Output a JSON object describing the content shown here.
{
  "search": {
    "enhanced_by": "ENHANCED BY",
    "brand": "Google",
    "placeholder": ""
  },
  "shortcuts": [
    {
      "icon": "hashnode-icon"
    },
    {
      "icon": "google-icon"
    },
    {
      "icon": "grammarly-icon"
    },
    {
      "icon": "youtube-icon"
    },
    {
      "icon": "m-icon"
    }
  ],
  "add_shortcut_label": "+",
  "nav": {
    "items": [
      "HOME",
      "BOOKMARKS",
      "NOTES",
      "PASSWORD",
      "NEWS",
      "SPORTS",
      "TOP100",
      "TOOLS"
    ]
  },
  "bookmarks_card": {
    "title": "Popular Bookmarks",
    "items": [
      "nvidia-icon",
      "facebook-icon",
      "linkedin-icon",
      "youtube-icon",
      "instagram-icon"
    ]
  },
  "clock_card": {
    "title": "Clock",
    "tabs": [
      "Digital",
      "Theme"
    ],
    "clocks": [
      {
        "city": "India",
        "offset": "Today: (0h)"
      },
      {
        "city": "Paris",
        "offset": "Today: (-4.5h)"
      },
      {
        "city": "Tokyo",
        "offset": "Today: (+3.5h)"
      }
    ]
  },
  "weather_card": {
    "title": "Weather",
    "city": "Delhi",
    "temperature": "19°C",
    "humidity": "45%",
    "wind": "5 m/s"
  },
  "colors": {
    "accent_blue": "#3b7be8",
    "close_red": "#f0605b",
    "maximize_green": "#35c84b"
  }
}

──────────────────────────────

Aim: Take the data above and return it exactly.

Reply:
Output a JSON object describing the content shown here.
{
  "search": {
    "enhanced_by": "ENHANCED BY",
    "brand": "Google",
    "placeholder": ""
  },
  "shortcuts": [
    {
      "icon": "hashnode-icon"
    },
    {
      "icon": "google-icon"
    },
    {
      "icon": "grammarly-icon"
    },
    {
      "icon": "youtube-icon"
    },
    {
      "icon": "m-icon"
    }
  ],
  "add_shortcut_label": "+",
  "nav": {
    "items": [
      "HOME",
      "BOOKMARKS",
      "NOTES",
      "PASSWORD",
      "NEWS",
      "SPORTS",
      "TOP100",
      "TOOLS"
    ]
  },
  "bookmarks_card": {
    "title": "Popular Bookmarks",
    "items": [
      "nvidia-icon",
      "facebook-icon",
      "linkedin-icon",
      "youtube-icon",
      "instagram-icon"
    ]
  },
  "clock_card": {
    "title": "Clock",
    "tabs": [
      "Digital",
      "Theme"
    ],
    "clocks": [
      {
        "city": "India",
        "offset": "Today: (0h)"
      },
      {
        "city": "Paris",
        "offset": "Today: (-4.5h)"
      },
      {
        "city": "Tokyo",
        "offset": "Today: (+3.5h)"
      }
    ]
  },
  "weather_card": {
    "title": "Weather",
    "city": "Delhi",
    "temperature": "19°C",
    "humidity": "45%",
    "wind": "5 m/s"
  },
  "colors": {
    "accent_blue": "#3b7be8",
    "close_red": "#f0605b",
    "maximize_green": "#35c84b"
  }
}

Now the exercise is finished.